*Exercise instructions*: Reproduce every line of the entries below verbatim, changing nothing.

::: Input material

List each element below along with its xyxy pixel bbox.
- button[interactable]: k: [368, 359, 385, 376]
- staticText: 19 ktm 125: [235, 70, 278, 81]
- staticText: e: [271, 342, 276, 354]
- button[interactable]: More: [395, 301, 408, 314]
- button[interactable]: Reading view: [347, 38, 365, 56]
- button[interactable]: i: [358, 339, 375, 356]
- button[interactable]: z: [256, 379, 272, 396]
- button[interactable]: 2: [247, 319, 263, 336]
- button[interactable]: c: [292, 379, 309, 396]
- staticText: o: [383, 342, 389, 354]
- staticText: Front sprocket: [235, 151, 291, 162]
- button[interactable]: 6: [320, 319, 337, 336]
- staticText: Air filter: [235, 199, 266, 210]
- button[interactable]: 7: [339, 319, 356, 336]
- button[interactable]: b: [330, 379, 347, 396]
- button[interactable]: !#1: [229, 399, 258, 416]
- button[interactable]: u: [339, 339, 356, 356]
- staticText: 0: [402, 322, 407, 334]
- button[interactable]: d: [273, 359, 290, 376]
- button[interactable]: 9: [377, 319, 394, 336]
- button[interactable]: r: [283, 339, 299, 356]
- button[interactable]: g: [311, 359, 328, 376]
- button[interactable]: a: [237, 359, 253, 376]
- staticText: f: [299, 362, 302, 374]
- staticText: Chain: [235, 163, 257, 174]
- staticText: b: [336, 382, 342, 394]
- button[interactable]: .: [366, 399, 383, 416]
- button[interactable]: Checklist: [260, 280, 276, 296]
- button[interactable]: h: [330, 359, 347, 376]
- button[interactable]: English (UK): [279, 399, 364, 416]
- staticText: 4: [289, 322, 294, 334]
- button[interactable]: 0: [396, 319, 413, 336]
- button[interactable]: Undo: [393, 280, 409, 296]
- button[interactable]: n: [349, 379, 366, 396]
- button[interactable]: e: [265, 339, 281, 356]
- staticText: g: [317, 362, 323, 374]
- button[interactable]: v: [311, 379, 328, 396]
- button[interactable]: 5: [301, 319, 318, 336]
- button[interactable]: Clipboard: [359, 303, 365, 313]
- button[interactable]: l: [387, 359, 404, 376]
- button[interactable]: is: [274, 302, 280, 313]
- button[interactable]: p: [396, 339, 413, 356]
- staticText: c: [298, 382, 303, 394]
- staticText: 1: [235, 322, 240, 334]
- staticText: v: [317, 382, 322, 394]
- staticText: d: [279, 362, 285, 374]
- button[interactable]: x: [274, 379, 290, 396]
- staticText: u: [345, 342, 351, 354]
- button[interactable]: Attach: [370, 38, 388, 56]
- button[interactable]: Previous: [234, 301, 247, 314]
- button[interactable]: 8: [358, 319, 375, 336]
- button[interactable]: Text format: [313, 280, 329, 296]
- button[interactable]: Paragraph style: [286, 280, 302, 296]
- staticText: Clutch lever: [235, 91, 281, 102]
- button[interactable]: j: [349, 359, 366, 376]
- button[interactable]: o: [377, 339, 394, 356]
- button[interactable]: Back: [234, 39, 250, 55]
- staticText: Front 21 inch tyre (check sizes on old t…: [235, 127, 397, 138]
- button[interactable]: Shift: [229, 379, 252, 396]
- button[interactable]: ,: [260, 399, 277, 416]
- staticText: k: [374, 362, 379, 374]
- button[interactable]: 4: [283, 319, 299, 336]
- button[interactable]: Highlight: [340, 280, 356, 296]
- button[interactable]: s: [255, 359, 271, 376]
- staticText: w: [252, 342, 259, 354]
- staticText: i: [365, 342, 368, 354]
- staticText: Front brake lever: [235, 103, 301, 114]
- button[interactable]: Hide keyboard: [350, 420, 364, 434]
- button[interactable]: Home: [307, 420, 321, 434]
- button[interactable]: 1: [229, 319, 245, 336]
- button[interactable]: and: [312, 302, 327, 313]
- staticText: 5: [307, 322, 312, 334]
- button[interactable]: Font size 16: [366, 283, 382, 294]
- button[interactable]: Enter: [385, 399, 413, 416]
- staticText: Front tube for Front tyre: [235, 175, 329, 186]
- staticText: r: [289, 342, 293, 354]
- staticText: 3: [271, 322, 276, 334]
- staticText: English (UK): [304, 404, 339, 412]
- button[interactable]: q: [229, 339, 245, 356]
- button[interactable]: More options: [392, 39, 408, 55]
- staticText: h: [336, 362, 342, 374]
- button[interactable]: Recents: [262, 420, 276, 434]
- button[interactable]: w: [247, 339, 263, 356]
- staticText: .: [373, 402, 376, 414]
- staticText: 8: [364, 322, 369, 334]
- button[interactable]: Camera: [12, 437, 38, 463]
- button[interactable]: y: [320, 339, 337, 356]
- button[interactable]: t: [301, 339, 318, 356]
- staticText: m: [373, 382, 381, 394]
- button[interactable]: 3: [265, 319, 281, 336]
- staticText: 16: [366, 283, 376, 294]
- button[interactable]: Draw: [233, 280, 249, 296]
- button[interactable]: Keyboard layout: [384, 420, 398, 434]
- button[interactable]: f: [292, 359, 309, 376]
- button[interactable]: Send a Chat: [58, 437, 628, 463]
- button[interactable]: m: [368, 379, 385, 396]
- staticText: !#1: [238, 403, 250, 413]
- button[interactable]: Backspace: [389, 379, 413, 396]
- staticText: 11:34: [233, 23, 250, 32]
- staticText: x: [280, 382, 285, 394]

::::::

*Solution to the exercise*:
List each element below along with its xyxy pixel bbox.
- button[interactable]: k: [368, 359, 385, 376]
- staticText: 19 ktm 125: [235, 70, 278, 81]
- staticText: e: [271, 342, 276, 354]
- button[interactable]: More: [395, 301, 408, 314]
- button[interactable]: Reading view: [347, 38, 365, 56]
- button[interactable]: i: [358, 339, 375, 356]
- button[interactable]: z: [256, 379, 272, 396]
- button[interactable]: 2: [247, 319, 263, 336]
- button[interactable]: c: [292, 379, 309, 396]
- staticText: o: [383, 342, 389, 354]
- staticText: Front sprocket: [235, 151, 291, 162]
- button[interactable]: 6: [320, 319, 337, 336]
- staticText: Air filter: [235, 199, 266, 210]
- button[interactable]: 7: [339, 319, 356, 336]
- button[interactable]: b: [330, 379, 347, 396]
- button[interactable]: !#1: [229, 399, 258, 416]
- button[interactable]: u: [339, 339, 356, 356]
- staticText: 0: [402, 322, 407, 334]
- button[interactable]: d: [273, 359, 290, 376]
- button[interactable]: 9: [377, 319, 394, 336]
- button[interactable]: r: [283, 339, 299, 356]
- button[interactable]: g: [311, 359, 328, 376]
- button[interactable]: a: [237, 359, 253, 376]
- staticText: f: [299, 362, 302, 374]
- staticText: Chain: [235, 163, 257, 174]
- staticText: b: [336, 382, 342, 394]
- button[interactable]: .: [366, 399, 383, 416]
- button[interactable]: Checklist: [260, 280, 276, 296]
- button[interactable]: h: [330, 359, 347, 376]
- button[interactable]: English (UK): [279, 399, 364, 416]
- staticText: 4: [289, 322, 294, 334]
- button[interactable]: 0: [396, 319, 413, 336]
- button[interactable]: Undo: [393, 280, 409, 296]
- button[interactable]: n: [349, 379, 366, 396]
- button[interactable]: e: [265, 339, 281, 356]
- staticText: g: [317, 362, 323, 374]
- button[interactable]: v: [311, 379, 328, 396]
- button[interactable]: 5: [301, 319, 318, 336]
- button[interactable]: Clipboard: [359, 303, 365, 313]
- button[interactable]: l: [387, 359, 404, 376]
- button[interactable]: is: [274, 302, 280, 313]
- button[interactable]: p: [396, 339, 413, 356]
- staticText: c: [298, 382, 303, 394]
- staticText: 1: [235, 322, 240, 334]
- staticText: v: [317, 382, 322, 394]
- staticText: d: [279, 362, 285, 374]
- button[interactable]: x: [274, 379, 290, 396]
- staticText: u: [345, 342, 351, 354]
- button[interactable]: Attach: [370, 38, 388, 56]
- button[interactable]: Previous: [234, 301, 247, 314]
- button[interactable]: 8: [358, 319, 375, 336]
- button[interactable]: Text format: [313, 280, 329, 296]
- button[interactable]: Paragraph style: [286, 280, 302, 296]
- staticText: Clutch lever: [235, 91, 281, 102]
- button[interactable]: j: [349, 359, 366, 376]
- button[interactable]: o: [377, 339, 394, 356]
- button[interactable]: Back: [234, 39, 250, 55]
- staticText: Front 21 inch tyre (check sizes on old t…: [235, 127, 397, 138]
- button[interactable]: Shift: [229, 379, 252, 396]
- button[interactable]: ,: [260, 399, 277, 416]
- staticText: k: [374, 362, 379, 374]
- button[interactable]: 4: [283, 319, 299, 336]
- button[interactable]: Highlight: [340, 280, 356, 296]
- button[interactable]: s: [255, 359, 271, 376]
- staticText: w: [252, 342, 259, 354]
- staticText: i: [365, 342, 368, 354]
- staticText: Front brake lever: [235, 103, 301, 114]
- button[interactable]: Hide keyboard: [350, 420, 364, 434]
- button[interactable]: Home: [307, 420, 321, 434]
- button[interactable]: 1: [229, 319, 245, 336]
- button[interactable]: and: [312, 302, 327, 313]
- staticText: 5: [307, 322, 312, 334]
- button[interactable]: Font size 16: [366, 283, 382, 294]
- button[interactable]: Enter: [385, 399, 413, 416]
- staticText: Front tube for Front tyre: [235, 175, 329, 186]
- staticText: r: [289, 342, 293, 354]
- staticText: 3: [271, 322, 276, 334]
- staticText: English (UK): [304, 404, 339, 412]
- button[interactable]: q: [229, 339, 245, 356]
- button[interactable]: More options: [392, 39, 408, 55]
- staticText: h: [336, 362, 342, 374]
- button[interactable]: Recents: [262, 420, 276, 434]
- button[interactable]: w: [247, 339, 263, 356]
- staticText: .: [373, 402, 376, 414]
- staticText: 8: [364, 322, 369, 334]
- button[interactable]: Camera: [12, 437, 38, 463]
- button[interactable]: y: [320, 339, 337, 356]
- button[interactable]: t: [301, 339, 318, 356]
- staticText: m: [373, 382, 381, 394]
- button[interactable]: 3: [265, 319, 281, 336]
- staticText: 16: [366, 283, 376, 294]
- button[interactable]: Draw: [233, 280, 249, 296]
- button[interactable]: Keyboard layout: [384, 420, 398, 434]
- button[interactable]: f: [292, 359, 309, 376]
- button[interactable]: Send a Chat: [58, 437, 628, 463]
- button[interactable]: m: [368, 379, 385, 396]
- staticText: !#1: [238, 403, 250, 413]
- button[interactable]: Backspace: [389, 379, 413, 396]
- staticText: 11:34: [233, 23, 250, 32]
- staticText: x: [280, 382, 285, 394]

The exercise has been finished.